* Begin INPUT DATA *

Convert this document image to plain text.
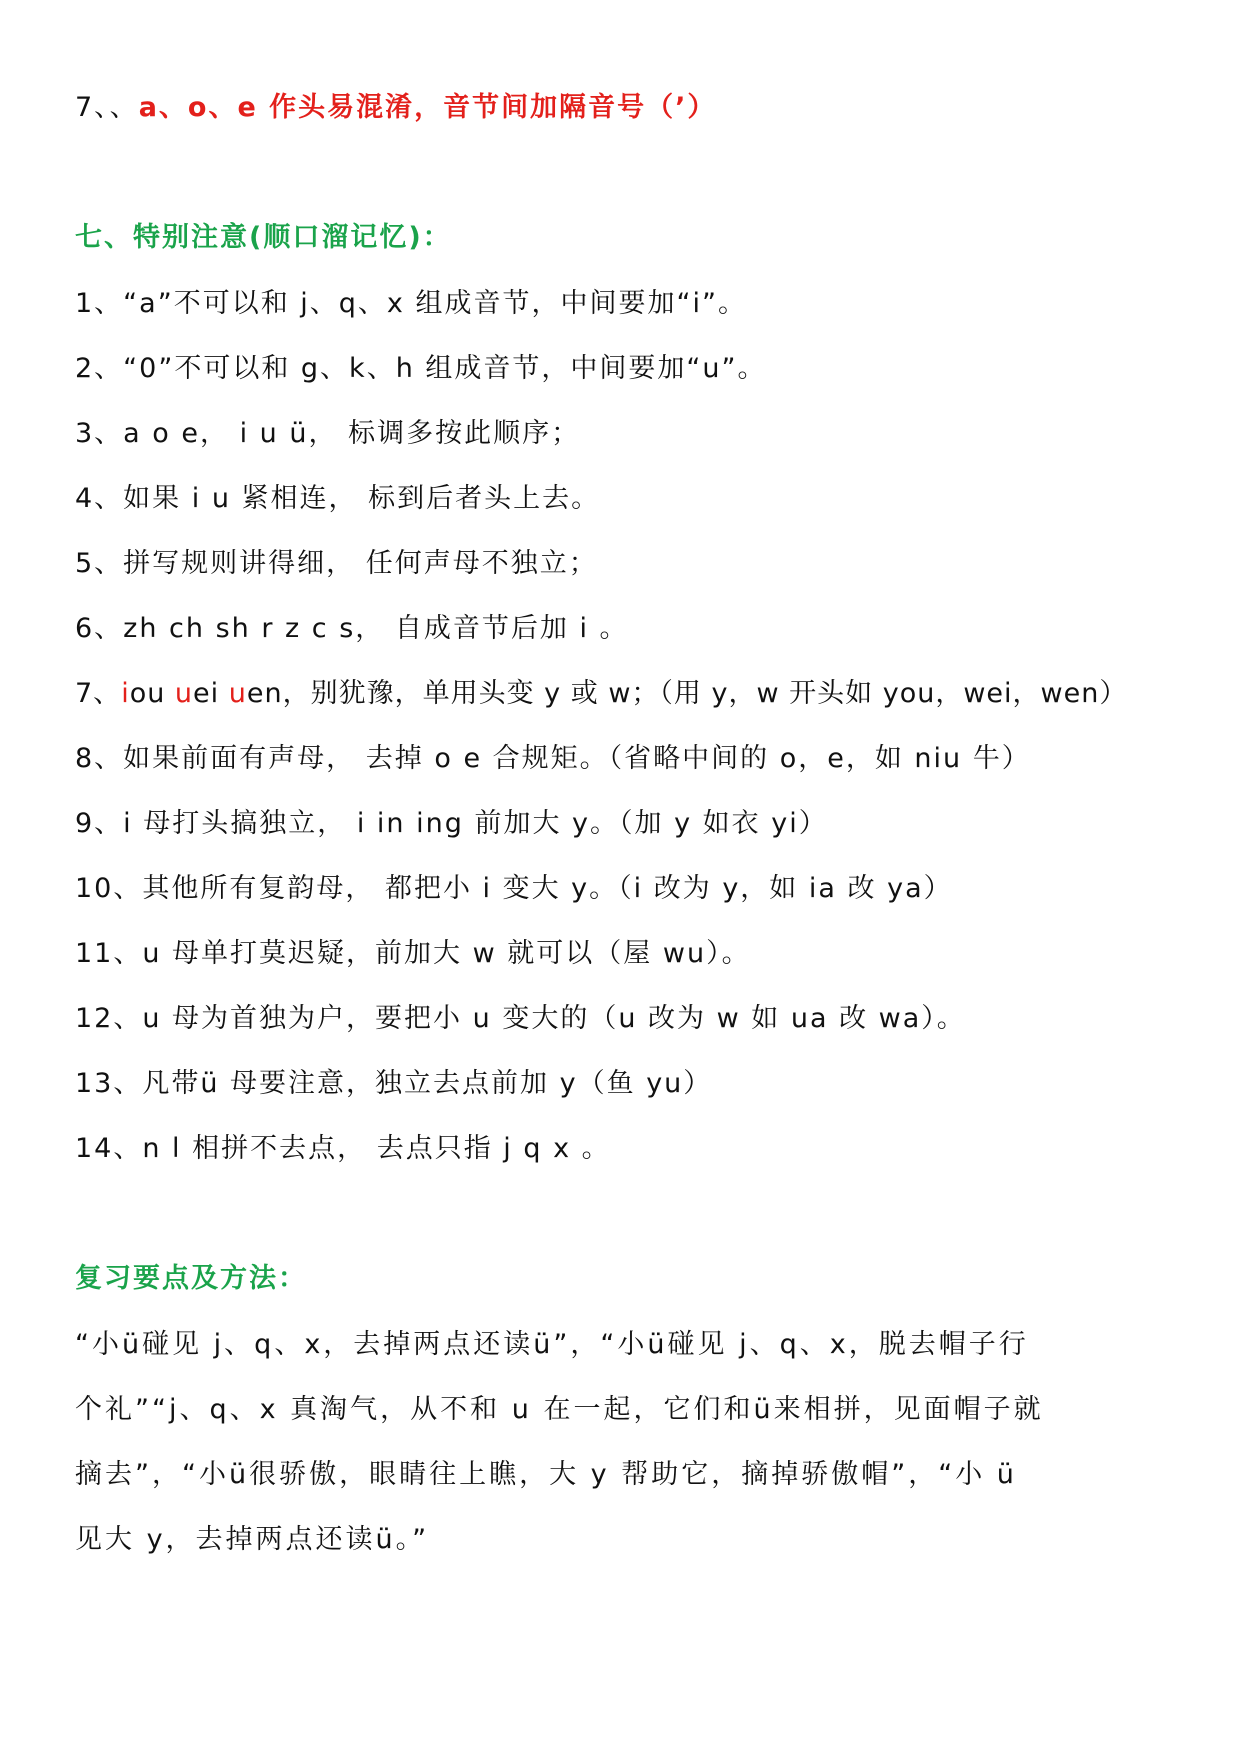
7、、a、o、e 作头易混淆，音节间加隔音号（’）
七、特别注意(顺口溜记忆)：
1、“a”不可以和 j、q、x 组成音节，中间要加“i”。
2、“0”不可以和 g、k、h 组成音节，中间要加“u”。
3、a o e， i u ü， 标调多按此顺序；
4、如果 i u 紧相连， 标到后者头上去。
5、拼写规则讲得细， 任何声母不独立；
6、zh ch sh r z c s， 自成音节后加 i 。
7、iou uei uen，别犹豫，单用头变 y 或 w；（用 y，w 开头如 you，wei，wen）
8、如果前面有声母， 去掉 o e 合规矩。（省略中间的 o，e，如 niu 牛）
9、i 母打头搞独立， i in ing 前加大 y。（加 y 如衣 yi）
10、其他所有复韵母， 都把小 i 变大 y。（i 改为 y，如 ia 改 ya）
11、u 母单打莫迟疑，前加大 w 就可以（屋 wu）。
12、u 母为首独为户，要把小 u 变大的（u 改为 w 如 ua 改 wa）。
13、凡带ü 母要注意，独立去点前加 y（鱼 yu）
14、n l 相拼不去点， 去点只指 j q x 。
复习要点及方法：
“小ü碰见 j、q、x，去掉两点还读ü”，“小ü碰见 j、q、x，脱去帽子行
个礼”“j、q、x 真淘气，从不和 u 在一起，它们和ü来相拼，见面帽子就
摘去”，“小ü很骄傲，眼睛往上瞧，大 y 帮助它，摘掉骄傲帽”，“小 ü
见大 y，去掉两点还读ü。”
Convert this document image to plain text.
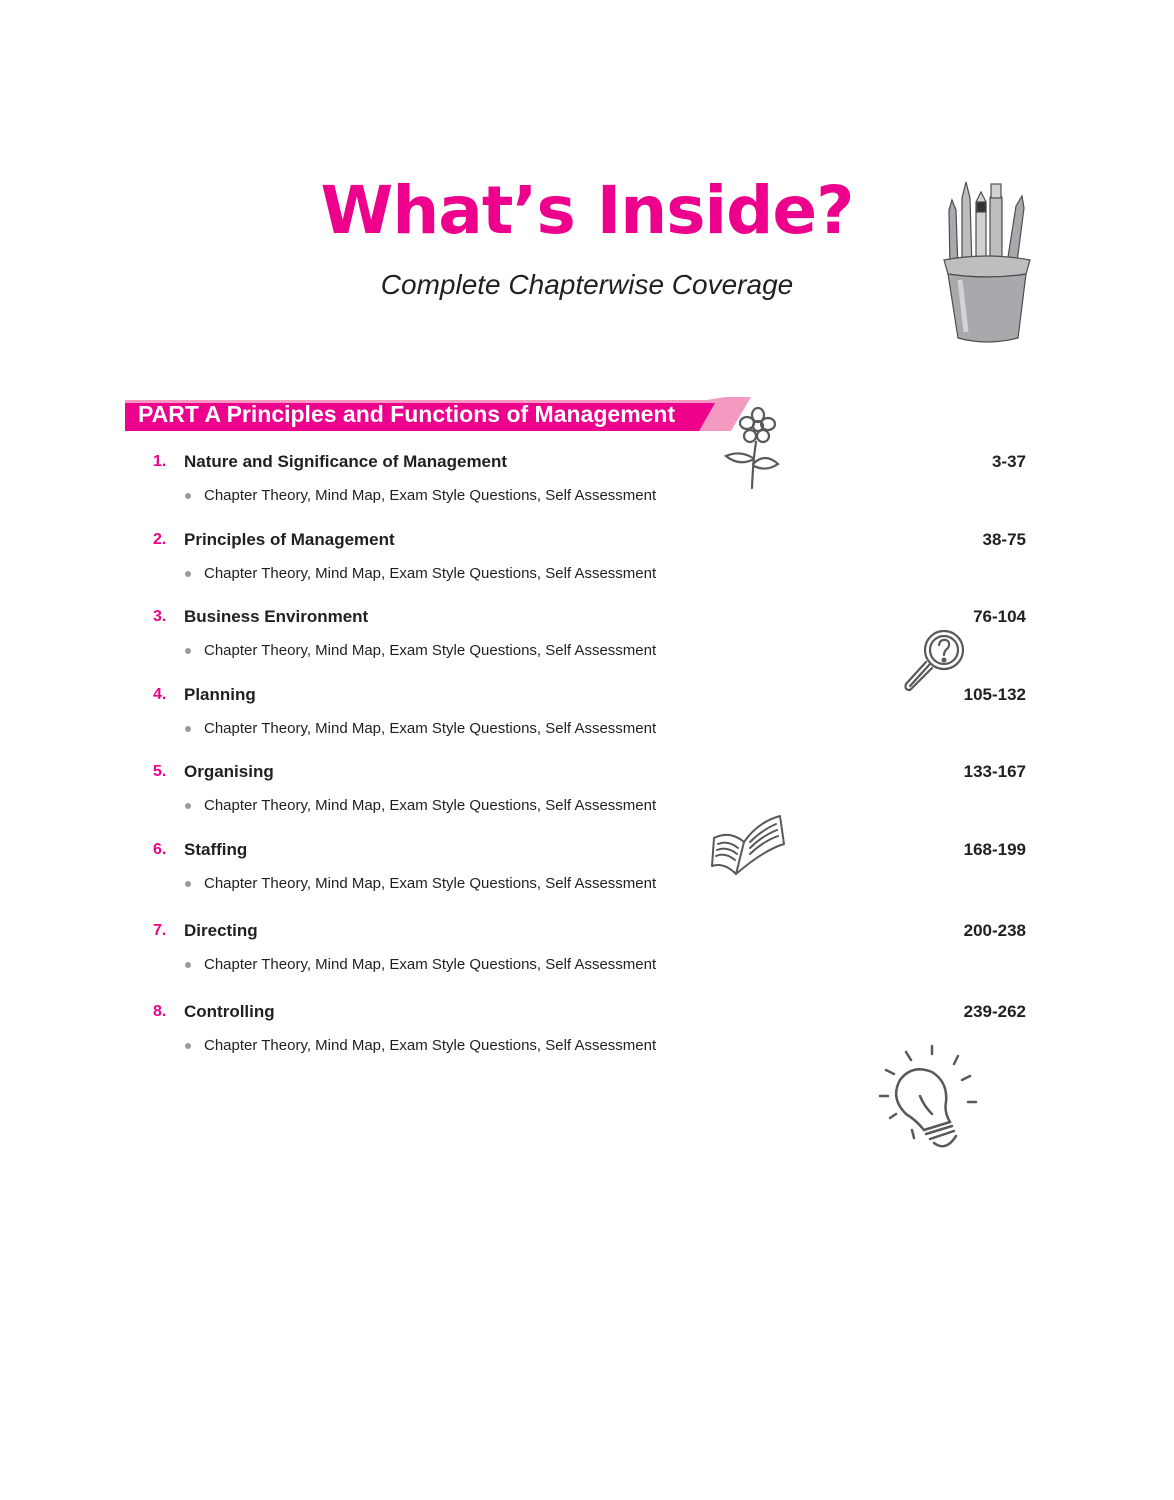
What’s Inside?
Complete Chapterwise Coverage
PART A Principles and Functions of Management
1. Nature and Significance of Management	3-37
Chapter Theory, Mind Map, Exam Style Questions, Self Assessment
2. Principles of Management	38-75
Chapter Theory, Mind Map, Exam Style Questions, Self Assessment
3. Business Environment	76-104
Chapter Theory, Mind Map, Exam Style Questions, Self Assessment
4. Planning	105-132
Chapter Theory, Mind Map, Exam Style Questions, Self Assessment
5. Organising	133-167
Chapter Theory, Mind Map, Exam Style Questions, Self Assessment
6. Staffing	168-199
Chapter Theory, Mind Map, Exam Style Questions, Self Assessment
7. Directing	200-238
Chapter Theory, Mind Map, Exam Style Questions, Self Assessment
8. Controlling	239-262
Chapter Theory, Mind Map, Exam Style Questions, Self Assessment
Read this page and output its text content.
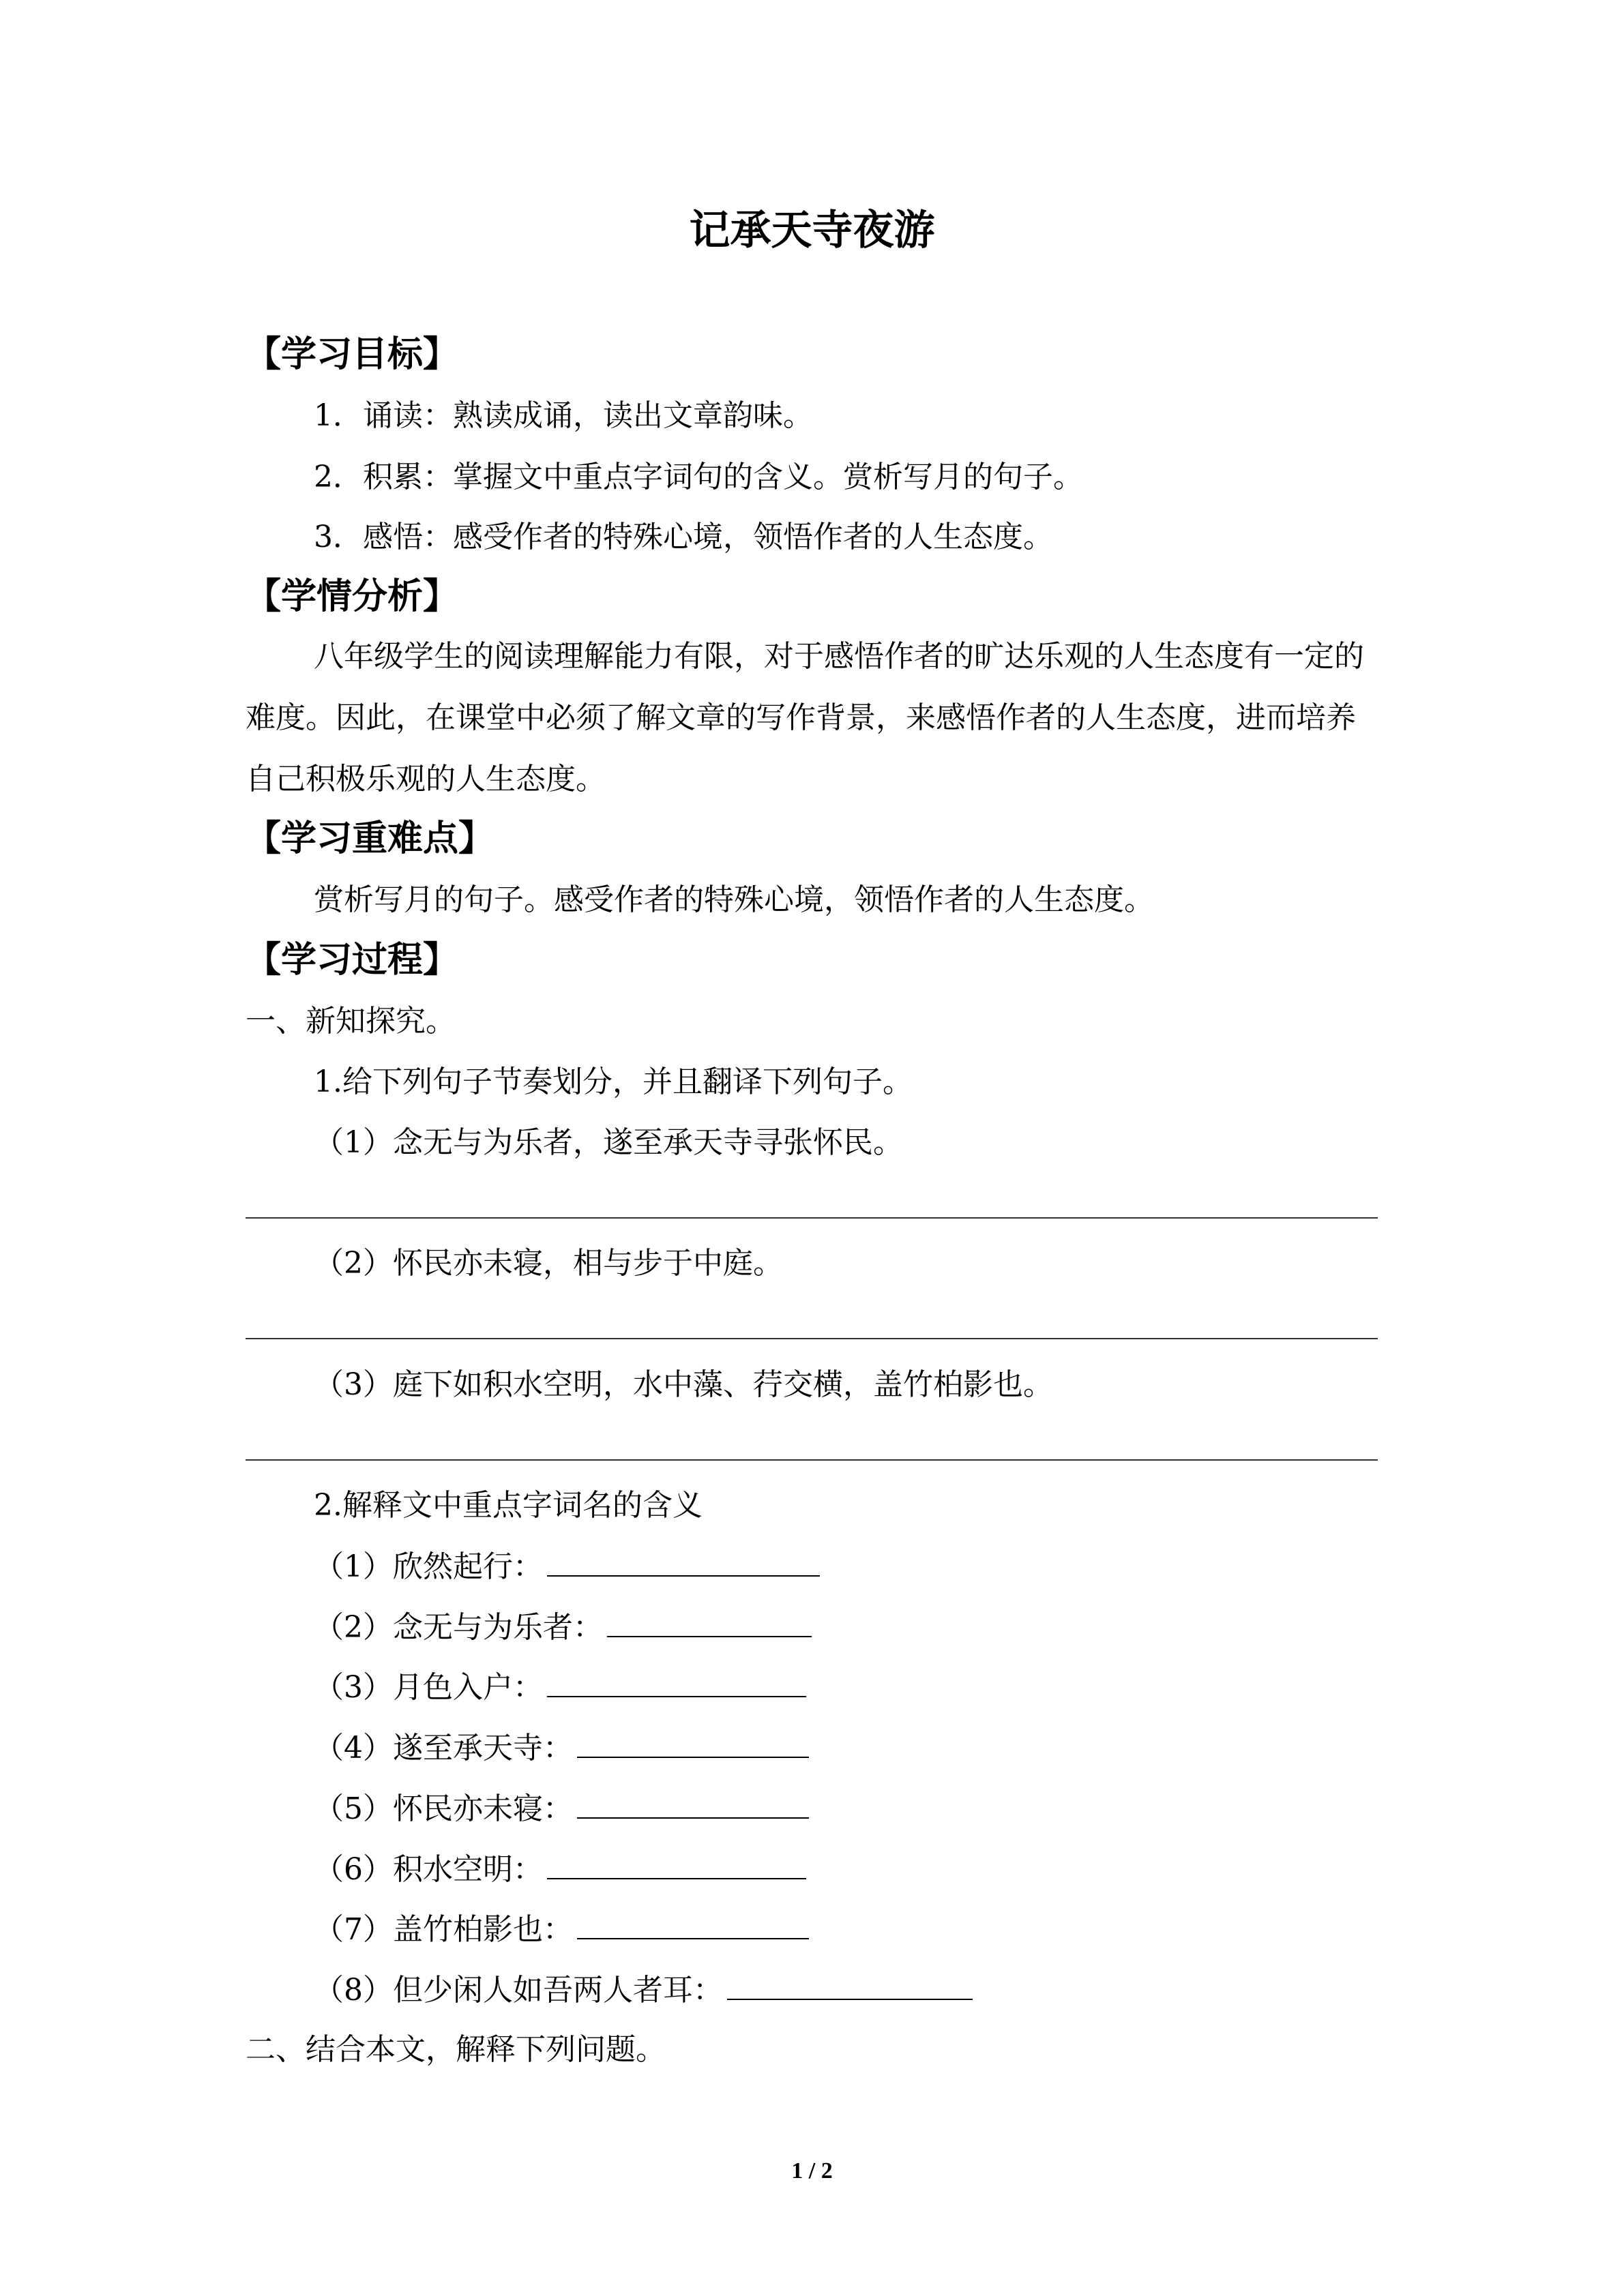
记承天寺夜游
【学习目标】
1．诵读：熟读成诵，读出文章韵味。
2．积累：掌握文中重点字词句的含义。赏析写月的句子。
3．感悟：感受作者的特殊心境，领悟作者的人生态度。
【学情分析】
八年级学生的阅读理解能力有限，对于感悟作者的旷达乐观的人生态度有一定的难度。因此，在课堂中必须了解文章的写作背景，来感悟作者的人生态度，进而培养自己积极乐观的人生态度。
【学习重难点】
赏析写月的句子。感受作者的特殊心境，领悟作者的人生态度。
【学习过程】
一、新知探究。
1.给下列句子节奏划分，并且翻译下列句子。
（1）念无与为乐者，遂至承天寺寻张怀民。
（2）怀民亦未寝，相与步于中庭。
（3）庭下如积水空明，水中藻、荇交横，盖竹柏影也。
2.解释文中重点字词名的含义
（1）欣然起行：
（2）念无与为乐者：
（3）月色入户：
（4）遂至承天寺：
（5）怀民亦未寝：
（6）积水空明：
（7）盖竹柏影也：
（8）但少闲人如吾两人者耳：
二、结合本文，解释下列问题。
1 / 2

* End INPUT DATA *

▶ TASK
Only the number is wanted: count the lines of the records that hold the word "去掉两点还读ü".

▶ SOLUTION FOR THIS TASK
2